Repeat the material verbatim and drop the pictures.

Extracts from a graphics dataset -
= = = = =

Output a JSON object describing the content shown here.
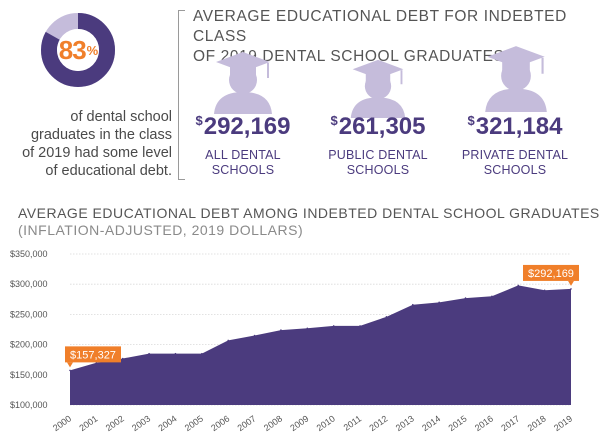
{
  "colors": {
    "accent": "#f07f2a",
    "purple": "#4b3b7e",
    "light_purple": "#c5bcdb"
  },
  "stat": {
    "percent_value": 83,
    "number": "83",
    "unit": "%",
    "description_lines": [
      "of dental school",
      "graduates in the class",
      "of 2019 had some level",
      "of educational debt."
    ]
  },
  "debt_summary": {
    "title_lines": [
      "AVERAGE EDUCATIONAL DEBT FOR INDEBTED CLASS",
      "OF 2019 DENTAL SCHOOL GRADUATES"
    ],
    "currency_symbol": "$",
    "items": [
      {
        "amount": "292,169",
        "label_lines": [
          "ALL DENTAL",
          "SCHOOLS"
        ],
        "icon": "graduate-icon"
      },
      {
        "amount": "261,305",
        "label_lines": [
          "PUBLIC DENTAL",
          "SCHOOLS"
        ],
        "icon": "graduate-icon"
      },
      {
        "amount": "321,184",
        "label_lines": [
          "PRIVATE DENTAL",
          "SCHOOLS"
        ],
        "icon": "graduate-icon"
      }
    ]
  },
  "chart_data": {
    "type": "area",
    "title": "AVERAGE EDUCATIONAL DEBT AMONG INDEBTED DENTAL SCHOOL GRADUATES",
    "subtitle": "(INFLATION-ADJUSTED, 2019 DOLLARS)",
    "categories": [
      "2000",
      "2001",
      "2002",
      "2003",
      "2004",
      "2005",
      "2006",
      "2007",
      "2008",
      "2009",
      "2010",
      "2011",
      "2012",
      "2013",
      "2014",
      "2015",
      "2016",
      "2017",
      "2018",
      "2019"
    ],
    "values": [
      157327,
      170000,
      177000,
      185000,
      185000,
      185000,
      207000,
      215000,
      224000,
      227000,
      231000,
      231000,
      246000,
      266000,
      270000,
      277000,
      280000,
      298000,
      290000,
      292169
    ],
    "ylim": [
      100000,
      350000
    ],
    "yticks": [
      100000,
      150000,
      200000,
      250000,
      300000,
      350000
    ],
    "ytick_labels": [
      "$100,000",
      "$150,000",
      "$200,000",
      "$250,000",
      "$300,000",
      "$350,000"
    ],
    "grid": true,
    "annotations": [
      {
        "year": "2000",
        "label": "$157,327"
      },
      {
        "year": "2019",
        "label": "$292,169"
      }
    ],
    "fill_color": "#4b3b7e"
  }
}
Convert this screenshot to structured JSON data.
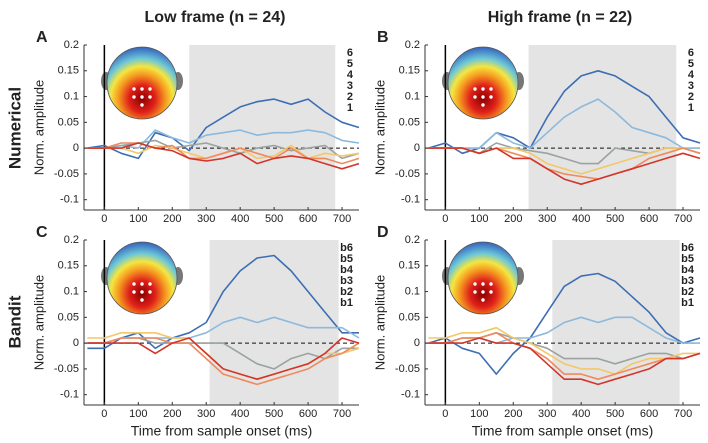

= = = = =

Reply -
Output a JSON object describing the content shown here.
{
  "colors": {
    "accent": "#f07f2a",
    "purple": "#4b3b7e",
    "light_purple": "#c5bcdb"
  },
  "stat": {
    "percent_value": 83,
    "number": "83",
    "unit": "%",
    "description_lines": [
      "of dental school",
      "graduates in the class",
      "of 2019 had some level",
      "of educational debt."
    ]
  },
  "debt_summary": {
    "title_lines": [
      "AVERAGE EDUCATIONAL DEBT FOR INDEBTED CLASS",
      "OF 2019 DENTAL SCHOOL GRADUATES"
    ],
    "currency_symbol": "$",
    "items": [
      {
        "amount": "292,169",
        "label_lines": [
          "ALL DENTAL",
          "SCHOOLS"
        ],
        "icon": "graduate-icon"
      },
      {
        "amount": "261,305",
        "label_lines": [
          "PUBLIC DENTAL",
          "SCHOOLS"
        ],
        "icon": "graduate-icon"
      },
      {
        "amount": "321,184",
        "label_lines": [
          "PRIVATE DENTAL",
          "SCHOOLS"
        ],
        "icon": "graduate-icon"
      }
    ]
  },
  "chart_data": {
    "type": "area",
    "title": "AVERAGE EDUCATIONAL DEBT AMONG INDEBTED DENTAL SCHOOL GRADUATES",
    "subtitle": "(INFLATION-ADJUSTED, 2019 DOLLARS)",
    "categories": [
      "2000",
      "2001",
      "2002",
      "2003",
      "2004",
      "2005",
      "2006",
      "2007",
      "2008",
      "2009",
      "2010",
      "2011",
      "2012",
      "2013",
      "2014",
      "2015",
      "2016",
      "2017",
      "2018",
      "2019"
    ],
    "values": [
      157327,
      170000,
      177000,
      185000,
      185000,
      185000,
      207000,
      215000,
      224000,
      227000,
      231000,
      231000,
      246000,
      266000,
      270000,
      277000,
      280000,
      298000,
      290000,
      292169
    ],
    "ylim": [
      100000,
      350000
    ],
    "yticks": [
      100000,
      150000,
      200000,
      250000,
      300000,
      350000
    ],
    "ytick_labels": [
      "$100,000",
      "$150,000",
      "$200,000",
      "$250,000",
      "$300,000",
      "$350,000"
    ],
    "grid": true,
    "annotations": [
      {
        "year": "2000",
        "label": "$157,327"
      },
      {
        "year": "2019",
        "label": "$292,169"
      }
    ],
    "fill_color": "#4b3b7e"
  }
}
Convert this screenshot to structured JSON data.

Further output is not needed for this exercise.